Records excerpted from a collection:
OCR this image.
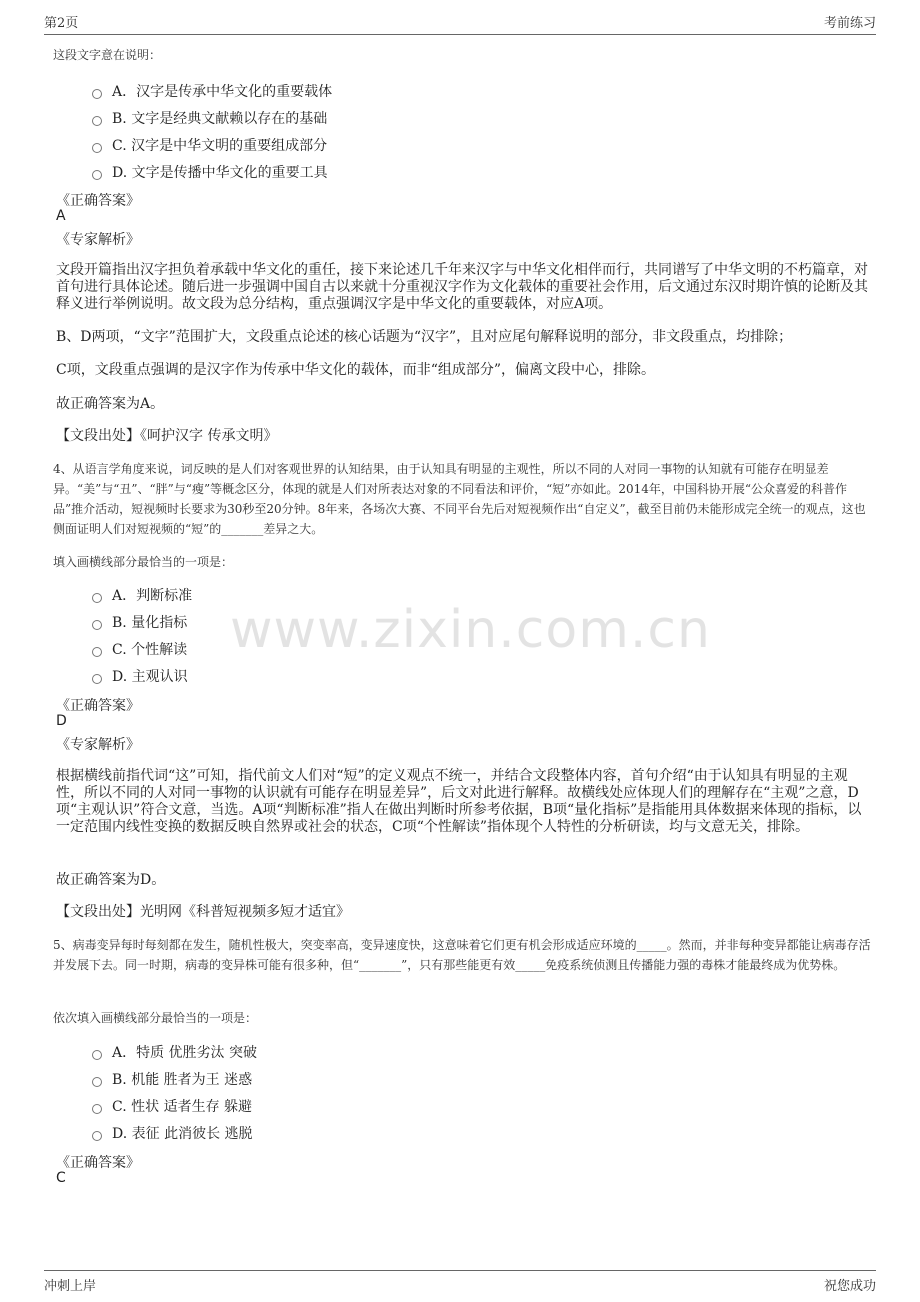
第2页	考前练习
www.zixin.com.cn
这段文字意在说明：
A．汉字是传承中华文化的重要载体
B. 文字是经典文献赖以存在的基础
C. 汉字是中华文明的重要组成部分
D. 文字是传播中华文化的重要工具
《正确答案》
A
《专家解析》
文段开篇指出汉字担负着承载中华文化的重任，接下来论述几千年来汉字与中华文化相伴而行，共同谱写了中华文明的不朽篇章，对首句进行具体论述。随后进一步强调中国自古以来就十分重视汉字作为文化载体的重要社会作用，后文通过东汉时期许慎的论断及其释义进行举例说明。故文段为总分结构，重点强调汉字是中华文化的重要载体，对应A项。
B、D两项，“文字”范围扩大，文段重点论述的核心话题为“汉字”，且对应尾句解释说明的部分，非文段重点，均排除；
C项，文段重点强调的是汉字作为传承中华文化的载体，而非“组成部分”，偏离文段中心，排除。
故正确答案为A。
【文段出处】《呵护汉字 传承文明》
4、从语言学角度来说，词反映的是人们对客观世界的认知结果，由于认知具有明显的主观性，所以不同的人对同一事物的认知就有可能存在明显差异。“美”与“丑”、“胖”与“瘦”等概念区分，体现的就是人们对所表达对象的不同看法和评价，“短”亦如此。2014年，中国科协开展“公众喜爱的科普作品”推介活动，短视频时长要求为30秒至20分钟。8年来，各场次大赛、不同平台先后对短视频作出“自定义”，截至目前仍未能形成完全统一的观点，这也侧面证明人们对短视频的“短”的_______差异之大。
填入画横线部分最恰当的一项是：
A．判断标准
B. 量化指标
C. 个性解读
D. 主观认识
《正确答案》
D
《专家解析》
根据横线前指代词“这”可知，指代前文人们对“短”的定义观点不统一，并结合文段整体内容，首句介绍“由于认知具有明显的主观性，所以不同的人对同一事物的认识就有可能存在明显差异”，后文对此进行解释。故横线处应体现人们的理解存在“主观”之意，D项“主观认识”符合文意，当选。A项“判断标准”指人在做出判断时所参考依据，B项“量化指标”是指能用具体数据来体现的指标，以一定范围内线性变换的数据反映自然界或社会的状态，C项“个性解读”指体现个人特性的分析研读，均与文意无关，排除。
故正确答案为D。
【文段出处】光明网《科普短视频多短才适宜》
5、病毒变异每时每刻都在发生，随机性极大，突变率高，变异速度快，这意味着它们更有机会形成适应环境的_____。然而，并非每种变异都能让病毒存活并发展下去。同一时期，病毒的变异株可能有很多种，但“_______”，只有那些能更有效_____免疫系统侦测且传播能力强的毒株才能最终成为优势株。
依次填入画横线部分最恰当的一项是：
A．特质 优胜劣汰 突破
B. 机能 胜者为王 迷惑
C. 性状 适者生存 躲避
D. 表征 此消彼长 逃脱
《正确答案》
C
冲刺上岸	祝您成功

## WHAT YOU WILL DO
Restate the data above word for word. Do not include the images.

## COMPLETED TASK
OCR this image.
第2页	考前练习
www.zixin.com.cn
这段文字意在说明：
A．汉字是传承中华文化的重要载体
B. 文字是经典文献赖以存在的基础
C. 汉字是中华文明的重要组成部分
D. 文字是传播中华文化的重要工具
《正确答案》
A
《专家解析》
文段开篇指出汉字担负着承载中华文化的重任，接下来论述几千年来汉字与中华文化相伴而行，共同谱写了中华文明的不朽篇章，对首句进行具体论述。随后进一步强调中国自古以来就十分重视汉字作为文化载体的重要社会作用，后文通过东汉时期许慎的论断及其释义进行举例说明。故文段为总分结构，重点强调汉字是中华文化的重要载体，对应A项。
B、D两项，“文字”范围扩大，文段重点论述的核心话题为“汉字”，且对应尾句解释说明的部分，非文段重点，均排除；
C项，文段重点强调的是汉字作为传承中华文化的载体，而非“组成部分”，偏离文段中心，排除。
故正确答案为A。
【文段出处】《呵护汉字 传承文明》
4、从语言学角度来说，词反映的是人们对客观世界的认知结果，由于认知具有明显的主观性，所以不同的人对同一事物的认知就有可能存在明显差异。“美”与“丑”、“胖”与“瘦”等概念区分，体现的就是人们对所表达对象的不同看法和评价，“短”亦如此。2014年，中国科协开展“公众喜爱的科普作品”推介活动，短视频时长要求为30秒至20分钟。8年来，各场次大赛、不同平台先后对短视频作出“自定义”，截至目前仍未能形成完全统一的观点，这也侧面证明人们对短视频的“短”的_______差异之大。
填入画横线部分最恰当的一项是：
A．判断标准
B. 量化指标
C. 个性解读
D. 主观认识
《正确答案》
D
《专家解析》
根据横线前指代词“这”可知，指代前文人们对“短”的定义观点不统一，并结合文段整体内容，首句介绍“由于认知具有明显的主观性，所以不同的人对同一事物的认识就有可能存在明显差异”，后文对此进行解释。故横线处应体现人们的理解存在“主观”之意，D项“主观认识”符合文意，当选。A项“判断标准”指人在做出判断时所参考依据，B项“量化指标”是指能用具体数据来体现的指标，以一定范围内线性变换的数据反映自然界或社会的状态，C项“个性解读”指体现个人特性的分析研读，均与文意无关，排除。
故正确答案为D。
【文段出处】光明网《科普短视频多短才适宜》
5、病毒变异每时每刻都在发生，随机性极大，突变率高，变异速度快，这意味着它们更有机会形成适应环境的_____。然而，并非每种变异都能让病毒存活并发展下去。同一时期，病毒的变异株可能有很多种，但“_______”，只有那些能更有效_____免疫系统侦测且传播能力强的毒株才能最终成为优势株。
依次填入画横线部分最恰当的一项是：
A．特质 优胜劣汰 突破
B. 机能 胜者为王 迷惑
C. 性状 适者生存 躲避
D. 表征 此消彼长 逃脱
《正确答案》
C
冲刺上岸	祝您成功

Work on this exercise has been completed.